Stated exercise:
Keep only the lines that hold the string "image", filtering out the rest of the entries below.

Records for this exercise:
— START —
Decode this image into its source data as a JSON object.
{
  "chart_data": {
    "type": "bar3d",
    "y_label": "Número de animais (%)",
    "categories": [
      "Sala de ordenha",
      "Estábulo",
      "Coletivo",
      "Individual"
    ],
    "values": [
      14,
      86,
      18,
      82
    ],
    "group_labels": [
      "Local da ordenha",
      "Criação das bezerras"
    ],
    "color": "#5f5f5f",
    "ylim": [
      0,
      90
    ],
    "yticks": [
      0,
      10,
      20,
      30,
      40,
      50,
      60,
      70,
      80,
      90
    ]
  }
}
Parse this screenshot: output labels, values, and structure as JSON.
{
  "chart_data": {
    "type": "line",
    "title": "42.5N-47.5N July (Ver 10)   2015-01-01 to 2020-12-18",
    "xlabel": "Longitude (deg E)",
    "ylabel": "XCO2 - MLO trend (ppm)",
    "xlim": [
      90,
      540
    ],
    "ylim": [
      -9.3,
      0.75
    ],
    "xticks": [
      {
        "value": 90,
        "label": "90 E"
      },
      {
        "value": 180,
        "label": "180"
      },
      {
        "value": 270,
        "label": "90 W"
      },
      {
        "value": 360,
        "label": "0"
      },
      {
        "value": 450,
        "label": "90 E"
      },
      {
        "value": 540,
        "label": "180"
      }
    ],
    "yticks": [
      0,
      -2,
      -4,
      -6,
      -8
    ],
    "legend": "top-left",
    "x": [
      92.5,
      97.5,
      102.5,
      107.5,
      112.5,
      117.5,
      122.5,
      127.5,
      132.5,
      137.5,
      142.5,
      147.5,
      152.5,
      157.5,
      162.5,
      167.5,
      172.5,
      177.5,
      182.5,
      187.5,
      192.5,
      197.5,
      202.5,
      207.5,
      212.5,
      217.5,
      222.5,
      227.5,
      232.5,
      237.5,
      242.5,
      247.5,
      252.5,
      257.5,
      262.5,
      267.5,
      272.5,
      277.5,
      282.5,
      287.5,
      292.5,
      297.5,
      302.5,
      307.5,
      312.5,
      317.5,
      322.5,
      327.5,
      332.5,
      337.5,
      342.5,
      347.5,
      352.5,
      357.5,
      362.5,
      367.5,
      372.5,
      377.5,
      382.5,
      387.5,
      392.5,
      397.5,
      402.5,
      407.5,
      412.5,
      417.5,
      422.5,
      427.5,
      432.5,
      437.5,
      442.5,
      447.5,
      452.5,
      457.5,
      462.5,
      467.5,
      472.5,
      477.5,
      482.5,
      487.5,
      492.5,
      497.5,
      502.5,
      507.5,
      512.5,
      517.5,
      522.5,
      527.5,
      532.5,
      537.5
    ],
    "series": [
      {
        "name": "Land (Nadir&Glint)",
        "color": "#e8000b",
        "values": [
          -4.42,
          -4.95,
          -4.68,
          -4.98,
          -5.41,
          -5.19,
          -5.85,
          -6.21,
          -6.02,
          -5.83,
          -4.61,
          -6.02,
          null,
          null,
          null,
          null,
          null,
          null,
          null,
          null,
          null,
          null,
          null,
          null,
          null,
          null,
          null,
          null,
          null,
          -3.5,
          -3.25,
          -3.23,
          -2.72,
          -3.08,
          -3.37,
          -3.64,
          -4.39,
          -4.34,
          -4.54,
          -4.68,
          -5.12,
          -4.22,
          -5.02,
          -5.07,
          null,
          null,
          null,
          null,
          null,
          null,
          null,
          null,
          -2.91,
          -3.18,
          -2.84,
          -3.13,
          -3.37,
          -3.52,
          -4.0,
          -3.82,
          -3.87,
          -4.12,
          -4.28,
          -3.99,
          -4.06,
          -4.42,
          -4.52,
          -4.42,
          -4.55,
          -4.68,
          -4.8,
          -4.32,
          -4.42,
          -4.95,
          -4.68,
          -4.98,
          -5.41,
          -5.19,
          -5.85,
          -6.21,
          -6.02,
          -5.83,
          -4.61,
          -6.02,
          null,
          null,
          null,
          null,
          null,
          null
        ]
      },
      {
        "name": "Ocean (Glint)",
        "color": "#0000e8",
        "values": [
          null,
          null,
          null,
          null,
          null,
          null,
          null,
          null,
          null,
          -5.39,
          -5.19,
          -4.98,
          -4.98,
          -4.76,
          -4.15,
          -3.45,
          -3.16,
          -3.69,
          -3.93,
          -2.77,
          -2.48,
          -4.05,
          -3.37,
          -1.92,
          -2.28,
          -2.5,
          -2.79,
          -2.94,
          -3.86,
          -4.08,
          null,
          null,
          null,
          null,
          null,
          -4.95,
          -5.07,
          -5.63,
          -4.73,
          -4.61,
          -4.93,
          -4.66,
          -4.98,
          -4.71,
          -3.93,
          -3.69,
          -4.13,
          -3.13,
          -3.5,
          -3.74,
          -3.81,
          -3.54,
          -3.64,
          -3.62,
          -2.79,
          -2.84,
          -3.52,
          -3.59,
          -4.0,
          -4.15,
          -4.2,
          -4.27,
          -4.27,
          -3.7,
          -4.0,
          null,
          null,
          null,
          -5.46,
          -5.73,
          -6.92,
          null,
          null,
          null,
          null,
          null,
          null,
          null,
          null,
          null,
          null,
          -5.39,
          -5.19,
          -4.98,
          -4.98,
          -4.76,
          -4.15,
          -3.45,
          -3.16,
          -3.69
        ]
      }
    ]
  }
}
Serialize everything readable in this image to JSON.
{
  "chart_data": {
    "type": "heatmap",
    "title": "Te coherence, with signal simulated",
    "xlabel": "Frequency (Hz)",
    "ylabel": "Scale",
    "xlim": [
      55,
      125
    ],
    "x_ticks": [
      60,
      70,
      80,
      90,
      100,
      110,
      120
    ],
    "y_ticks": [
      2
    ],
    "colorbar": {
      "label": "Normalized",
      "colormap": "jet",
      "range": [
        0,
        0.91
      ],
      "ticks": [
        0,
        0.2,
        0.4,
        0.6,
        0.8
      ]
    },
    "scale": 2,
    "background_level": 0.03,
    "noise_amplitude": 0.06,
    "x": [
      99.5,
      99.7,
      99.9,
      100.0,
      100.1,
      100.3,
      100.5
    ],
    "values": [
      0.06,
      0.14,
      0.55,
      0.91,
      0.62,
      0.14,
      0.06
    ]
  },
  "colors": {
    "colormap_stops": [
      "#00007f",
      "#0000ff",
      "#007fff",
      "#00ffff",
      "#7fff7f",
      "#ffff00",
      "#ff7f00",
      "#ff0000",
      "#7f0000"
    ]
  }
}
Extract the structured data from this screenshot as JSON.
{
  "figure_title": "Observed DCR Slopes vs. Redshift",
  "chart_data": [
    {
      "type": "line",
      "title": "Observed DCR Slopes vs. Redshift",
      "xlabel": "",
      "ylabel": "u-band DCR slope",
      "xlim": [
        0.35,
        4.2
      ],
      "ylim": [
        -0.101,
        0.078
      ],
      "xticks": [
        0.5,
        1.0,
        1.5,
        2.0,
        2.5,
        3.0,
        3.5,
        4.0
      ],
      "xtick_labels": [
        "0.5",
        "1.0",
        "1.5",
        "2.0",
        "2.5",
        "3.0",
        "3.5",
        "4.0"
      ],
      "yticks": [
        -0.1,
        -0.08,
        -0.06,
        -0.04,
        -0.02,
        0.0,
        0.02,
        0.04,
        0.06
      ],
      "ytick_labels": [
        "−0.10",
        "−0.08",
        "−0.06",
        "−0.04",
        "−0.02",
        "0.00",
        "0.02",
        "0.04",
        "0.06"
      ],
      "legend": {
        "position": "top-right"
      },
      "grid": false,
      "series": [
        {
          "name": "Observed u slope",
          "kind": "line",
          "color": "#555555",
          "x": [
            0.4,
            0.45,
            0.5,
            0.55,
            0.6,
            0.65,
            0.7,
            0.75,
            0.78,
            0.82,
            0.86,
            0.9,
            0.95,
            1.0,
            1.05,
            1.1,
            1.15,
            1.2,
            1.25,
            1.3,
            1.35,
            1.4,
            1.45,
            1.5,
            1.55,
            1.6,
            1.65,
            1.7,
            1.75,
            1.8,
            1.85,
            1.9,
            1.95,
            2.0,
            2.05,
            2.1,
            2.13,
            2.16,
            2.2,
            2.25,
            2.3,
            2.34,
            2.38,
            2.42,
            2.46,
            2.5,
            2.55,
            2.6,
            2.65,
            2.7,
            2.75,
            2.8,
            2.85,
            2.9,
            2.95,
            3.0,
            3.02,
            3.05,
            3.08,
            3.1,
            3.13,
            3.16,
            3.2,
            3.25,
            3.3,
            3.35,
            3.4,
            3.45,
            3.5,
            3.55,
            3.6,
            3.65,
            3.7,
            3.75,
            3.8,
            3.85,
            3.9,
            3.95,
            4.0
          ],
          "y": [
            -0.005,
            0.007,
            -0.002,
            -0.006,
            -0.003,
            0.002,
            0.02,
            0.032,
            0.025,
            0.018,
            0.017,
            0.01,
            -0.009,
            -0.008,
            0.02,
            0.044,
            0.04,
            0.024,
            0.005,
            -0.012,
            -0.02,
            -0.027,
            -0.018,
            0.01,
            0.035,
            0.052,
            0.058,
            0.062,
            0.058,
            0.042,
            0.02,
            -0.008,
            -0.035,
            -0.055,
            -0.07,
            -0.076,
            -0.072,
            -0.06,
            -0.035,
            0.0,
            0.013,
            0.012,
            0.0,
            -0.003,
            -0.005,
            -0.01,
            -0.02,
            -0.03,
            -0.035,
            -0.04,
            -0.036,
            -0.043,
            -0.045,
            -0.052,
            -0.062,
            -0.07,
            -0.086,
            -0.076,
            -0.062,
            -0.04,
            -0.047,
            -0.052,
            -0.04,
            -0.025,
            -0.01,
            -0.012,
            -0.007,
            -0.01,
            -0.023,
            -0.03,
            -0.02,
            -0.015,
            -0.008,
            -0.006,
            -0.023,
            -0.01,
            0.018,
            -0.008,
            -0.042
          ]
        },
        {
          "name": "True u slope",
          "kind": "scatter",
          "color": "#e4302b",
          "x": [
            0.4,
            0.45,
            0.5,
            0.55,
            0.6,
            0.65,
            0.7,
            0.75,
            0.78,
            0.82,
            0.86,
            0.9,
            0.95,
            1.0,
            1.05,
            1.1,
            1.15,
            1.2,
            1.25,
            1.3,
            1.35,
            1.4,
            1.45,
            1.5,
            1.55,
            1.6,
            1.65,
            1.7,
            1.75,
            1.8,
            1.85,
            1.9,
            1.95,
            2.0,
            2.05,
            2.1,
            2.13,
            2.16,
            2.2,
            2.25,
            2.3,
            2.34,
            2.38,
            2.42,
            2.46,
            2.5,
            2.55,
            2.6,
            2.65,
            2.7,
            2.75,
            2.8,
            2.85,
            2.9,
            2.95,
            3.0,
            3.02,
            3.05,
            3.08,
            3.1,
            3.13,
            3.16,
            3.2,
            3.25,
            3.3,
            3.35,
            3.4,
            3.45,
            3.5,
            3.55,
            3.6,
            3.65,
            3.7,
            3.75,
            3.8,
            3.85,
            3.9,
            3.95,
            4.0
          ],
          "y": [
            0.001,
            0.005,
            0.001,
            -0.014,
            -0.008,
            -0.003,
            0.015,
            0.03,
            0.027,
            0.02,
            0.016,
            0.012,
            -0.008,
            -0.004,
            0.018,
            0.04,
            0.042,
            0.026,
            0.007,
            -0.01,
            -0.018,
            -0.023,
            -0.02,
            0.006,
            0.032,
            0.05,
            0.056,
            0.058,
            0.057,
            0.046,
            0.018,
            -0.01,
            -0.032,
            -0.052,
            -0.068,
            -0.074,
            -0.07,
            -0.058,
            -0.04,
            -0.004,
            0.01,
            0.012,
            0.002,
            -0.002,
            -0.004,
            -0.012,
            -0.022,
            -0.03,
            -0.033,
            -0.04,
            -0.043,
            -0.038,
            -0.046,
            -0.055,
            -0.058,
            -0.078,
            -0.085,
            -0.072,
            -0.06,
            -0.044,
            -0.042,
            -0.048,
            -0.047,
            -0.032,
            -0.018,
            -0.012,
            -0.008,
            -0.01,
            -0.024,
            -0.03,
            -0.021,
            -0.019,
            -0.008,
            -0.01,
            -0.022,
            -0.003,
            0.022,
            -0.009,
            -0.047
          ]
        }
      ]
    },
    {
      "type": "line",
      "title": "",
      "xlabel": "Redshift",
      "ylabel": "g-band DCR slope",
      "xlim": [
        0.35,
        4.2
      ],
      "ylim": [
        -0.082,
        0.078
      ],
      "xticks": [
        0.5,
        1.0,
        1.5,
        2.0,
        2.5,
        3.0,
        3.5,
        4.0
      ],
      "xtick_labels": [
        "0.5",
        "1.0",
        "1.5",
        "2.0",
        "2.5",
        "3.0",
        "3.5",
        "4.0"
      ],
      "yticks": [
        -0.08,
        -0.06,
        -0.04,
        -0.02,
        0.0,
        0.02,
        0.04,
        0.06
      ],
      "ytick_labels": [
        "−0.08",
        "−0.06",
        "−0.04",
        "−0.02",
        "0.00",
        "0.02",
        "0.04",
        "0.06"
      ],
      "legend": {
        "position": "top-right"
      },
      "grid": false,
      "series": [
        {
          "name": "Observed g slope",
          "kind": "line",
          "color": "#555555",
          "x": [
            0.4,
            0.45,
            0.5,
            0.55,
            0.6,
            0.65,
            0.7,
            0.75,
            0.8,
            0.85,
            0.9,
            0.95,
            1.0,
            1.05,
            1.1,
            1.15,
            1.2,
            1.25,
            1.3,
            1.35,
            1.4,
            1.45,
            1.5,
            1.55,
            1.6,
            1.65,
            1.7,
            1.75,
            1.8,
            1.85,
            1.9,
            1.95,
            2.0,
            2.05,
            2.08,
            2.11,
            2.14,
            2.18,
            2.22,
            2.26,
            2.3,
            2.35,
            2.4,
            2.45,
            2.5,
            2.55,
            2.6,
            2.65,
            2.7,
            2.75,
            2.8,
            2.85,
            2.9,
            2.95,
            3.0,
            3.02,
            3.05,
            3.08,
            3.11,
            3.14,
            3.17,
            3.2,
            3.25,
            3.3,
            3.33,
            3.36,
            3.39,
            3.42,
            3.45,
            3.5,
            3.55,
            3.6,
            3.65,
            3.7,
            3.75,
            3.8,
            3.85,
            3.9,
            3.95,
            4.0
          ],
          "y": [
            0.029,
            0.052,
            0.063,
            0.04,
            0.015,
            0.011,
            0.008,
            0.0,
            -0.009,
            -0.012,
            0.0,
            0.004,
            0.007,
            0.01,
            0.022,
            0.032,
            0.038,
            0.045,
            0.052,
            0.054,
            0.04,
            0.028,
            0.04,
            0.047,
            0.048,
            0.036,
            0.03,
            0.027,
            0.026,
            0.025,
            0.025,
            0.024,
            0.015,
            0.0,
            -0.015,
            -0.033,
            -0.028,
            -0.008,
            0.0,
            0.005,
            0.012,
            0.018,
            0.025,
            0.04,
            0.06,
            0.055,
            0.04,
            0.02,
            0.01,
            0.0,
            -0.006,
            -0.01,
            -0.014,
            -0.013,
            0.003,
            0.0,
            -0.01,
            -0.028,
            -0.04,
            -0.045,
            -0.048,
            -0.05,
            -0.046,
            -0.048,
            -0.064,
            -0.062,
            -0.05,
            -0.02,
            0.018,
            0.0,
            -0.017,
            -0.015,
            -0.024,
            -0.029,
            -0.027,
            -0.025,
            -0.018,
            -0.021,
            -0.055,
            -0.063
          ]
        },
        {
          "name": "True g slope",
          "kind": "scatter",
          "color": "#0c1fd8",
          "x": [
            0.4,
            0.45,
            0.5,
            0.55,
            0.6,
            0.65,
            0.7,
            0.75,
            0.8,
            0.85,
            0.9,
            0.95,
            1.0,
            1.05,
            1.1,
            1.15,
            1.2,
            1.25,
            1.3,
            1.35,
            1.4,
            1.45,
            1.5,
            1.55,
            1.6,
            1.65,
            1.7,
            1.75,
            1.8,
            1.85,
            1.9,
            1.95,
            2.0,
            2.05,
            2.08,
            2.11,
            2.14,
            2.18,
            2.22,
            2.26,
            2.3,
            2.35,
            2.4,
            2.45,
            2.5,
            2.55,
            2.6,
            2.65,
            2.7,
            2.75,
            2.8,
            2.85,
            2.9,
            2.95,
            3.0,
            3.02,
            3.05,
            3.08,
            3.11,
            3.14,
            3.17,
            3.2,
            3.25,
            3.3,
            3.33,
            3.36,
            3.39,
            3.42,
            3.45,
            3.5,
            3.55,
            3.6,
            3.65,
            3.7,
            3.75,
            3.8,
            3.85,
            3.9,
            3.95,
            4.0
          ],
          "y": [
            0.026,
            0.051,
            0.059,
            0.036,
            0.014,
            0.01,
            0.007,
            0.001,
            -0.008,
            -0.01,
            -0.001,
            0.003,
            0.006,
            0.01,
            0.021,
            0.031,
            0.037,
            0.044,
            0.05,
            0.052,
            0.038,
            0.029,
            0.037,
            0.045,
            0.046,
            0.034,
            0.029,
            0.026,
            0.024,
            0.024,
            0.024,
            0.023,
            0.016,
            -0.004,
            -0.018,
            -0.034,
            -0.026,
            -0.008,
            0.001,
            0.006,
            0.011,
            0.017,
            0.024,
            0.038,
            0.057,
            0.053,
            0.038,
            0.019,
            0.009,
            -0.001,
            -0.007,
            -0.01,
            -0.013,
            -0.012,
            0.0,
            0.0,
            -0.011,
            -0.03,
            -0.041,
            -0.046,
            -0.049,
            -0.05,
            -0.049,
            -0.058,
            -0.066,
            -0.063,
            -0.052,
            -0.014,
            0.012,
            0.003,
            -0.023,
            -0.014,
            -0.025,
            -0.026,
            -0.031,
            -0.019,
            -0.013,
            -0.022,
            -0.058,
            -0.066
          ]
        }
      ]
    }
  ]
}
— END —
Right answer:
Decode this image into its source data as a JSON object.
Serialize everything readable in this image to JSON.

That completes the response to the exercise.